Task prompt:
Repeat the listing word for word. No pictures belong in the copy.

(Items from a figure collection)
━━━━━━━━━━━━━━━━

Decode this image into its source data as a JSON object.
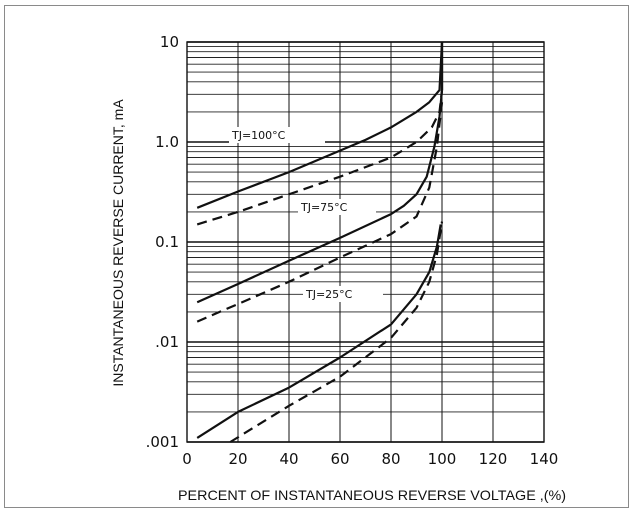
{
  "chart_data": {
    "type": "line",
    "title": "",
    "xlabel": "PERCENT OF INSTANTANEOUS REVERSE VOLTAGE ,(%)",
    "ylabel": "INSTANTANEOUS REVERSE CURRENT, mA",
    "xlim": [
      0,
      140
    ],
    "ylim": [
      0.001,
      10
    ],
    "y_scale": "log",
    "grid": true,
    "x_ticks": [
      0,
      20,
      40,
      60,
      80,
      100,
      120,
      140
    ],
    "x_tick_labels": [
      "0",
      "20",
      "40",
      "60",
      "80",
      "100",
      "120",
      "140"
    ],
    "y_ticks": [
      0.001,
      0.01,
      0.1,
      1.0,
      10
    ],
    "y_tick_labels": [
      ".001",
      ".01",
      "0.1",
      "1.0",
      "10"
    ],
    "series": [
      {
        "name": "TJ=100°C",
        "style": "solid",
        "x": [
          4,
          20,
          40,
          60,
          70,
          80,
          90,
          95,
          99,
          100
        ],
        "y": [
          0.22,
          0.32,
          0.5,
          0.82,
          1.05,
          1.4,
          2.0,
          2.5,
          3.3,
          10
        ]
      },
      {
        "name": "TJ=100°C",
        "style": "dashed",
        "x": [
          4,
          20,
          40,
          60,
          80,
          90,
          96,
          99,
          100
        ],
        "y": [
          0.15,
          0.2,
          0.3,
          0.45,
          0.7,
          1.0,
          1.4,
          2.0,
          3.3
        ]
      },
      {
        "name": "TJ=75°C",
        "style": "solid",
        "x": [
          4,
          20,
          40,
          60,
          80,
          85,
          90,
          94,
          97,
          99,
          100
        ],
        "y": [
          0.025,
          0.038,
          0.065,
          0.11,
          0.19,
          0.23,
          0.3,
          0.45,
          0.9,
          1.8,
          3.3
        ]
      },
      {
        "name": "TJ=75°C",
        "style": "dashed",
        "x": [
          4,
          20,
          40,
          60,
          80,
          90,
          95,
          98,
          100
        ],
        "y": [
          0.016,
          0.024,
          0.04,
          0.07,
          0.12,
          0.18,
          0.35,
          0.9,
          2.5
        ]
      },
      {
        "name": "TJ=25°C",
        "style": "solid",
        "x": [
          4,
          20,
          40,
          60,
          80,
          90,
          95,
          98,
          99.5
        ],
        "y": [
          0.0011,
          0.002,
          0.0035,
          0.007,
          0.015,
          0.03,
          0.05,
          0.09,
          0.15
        ]
      },
      {
        "name": "TJ=25°C",
        "style": "dashed",
        "x": [
          17,
          40,
          60,
          80,
          90,
          95,
          98,
          100
        ],
        "y": [
          0.001,
          0.0023,
          0.0045,
          0.011,
          0.022,
          0.04,
          0.075,
          0.16
        ]
      }
    ],
    "annotations": [
      "TJ=100°C",
      "TJ=75°C",
      "TJ=25°C"
    ]
  }
}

━━━━━━━━━━━━━━━━

Full solution:
Decode this image into its source data as a JSON object.
{
  "chart_data": {
    "type": "line",
    "title": "",
    "xlabel": "PERCENT OF INSTANTANEOUS REVERSE VOLTAGE ,(%)",
    "ylabel": "INSTANTANEOUS REVERSE CURRENT, mA",
    "xlim": [
      0,
      140
    ],
    "ylim": [
      0.001,
      10
    ],
    "y_scale": "log",
    "grid": true,
    "x_ticks": [
      0,
      20,
      40,
      60,
      80,
      100,
      120,
      140
    ],
    "x_tick_labels": [
      "0",
      "20",
      "40",
      "60",
      "80",
      "100",
      "120",
      "140"
    ],
    "y_ticks": [
      0.001,
      0.01,
      0.1,
      1.0,
      10
    ],
    "y_tick_labels": [
      ".001",
      ".01",
      "0.1",
      "1.0",
      "10"
    ],
    "series": [
      {
        "name": "TJ=100°C",
        "style": "solid",
        "x": [
          4,
          20,
          40,
          60,
          70,
          80,
          90,
          95,
          99,
          100
        ],
        "y": [
          0.22,
          0.32,
          0.5,
          0.82,
          1.05,
          1.4,
          2.0,
          2.5,
          3.3,
          10
        ]
      },
      {
        "name": "TJ=100°C",
        "style": "dashed",
        "x": [
          4,
          20,
          40,
          60,
          80,
          90,
          96,
          99,
          100
        ],
        "y": [
          0.15,
          0.2,
          0.3,
          0.45,
          0.7,
          1.0,
          1.4,
          2.0,
          3.3
        ]
      },
      {
        "name": "TJ=75°C",
        "style": "solid",
        "x": [
          4,
          20,
          40,
          60,
          80,
          85,
          90,
          94,
          97,
          99,
          100
        ],
        "y": [
          0.025,
          0.038,
          0.065,
          0.11,
          0.19,
          0.23,
          0.3,
          0.45,
          0.9,
          1.8,
          3.3
        ]
      },
      {
        "name": "TJ=75°C",
        "style": "dashed",
        "x": [
          4,
          20,
          40,
          60,
          80,
          90,
          95,
          98,
          100
        ],
        "y": [
          0.016,
          0.024,
          0.04,
          0.07,
          0.12,
          0.18,
          0.35,
          0.9,
          2.5
        ]
      },
      {
        "name": "TJ=25°C",
        "style": "solid",
        "x": [
          4,
          20,
          40,
          60,
          80,
          90,
          95,
          98,
          99.5
        ],
        "y": [
          0.0011,
          0.002,
          0.0035,
          0.007,
          0.015,
          0.03,
          0.05,
          0.09,
          0.15
        ]
      },
      {
        "name": "TJ=25°C",
        "style": "dashed",
        "x": [
          17,
          40,
          60,
          80,
          90,
          95,
          98,
          100
        ],
        "y": [
          0.001,
          0.0023,
          0.0045,
          0.011,
          0.022,
          0.04,
          0.075,
          0.16
        ]
      }
    ],
    "annotations": [
      "TJ=100°C",
      "TJ=75°C",
      "TJ=25°C"
    ]
  }
}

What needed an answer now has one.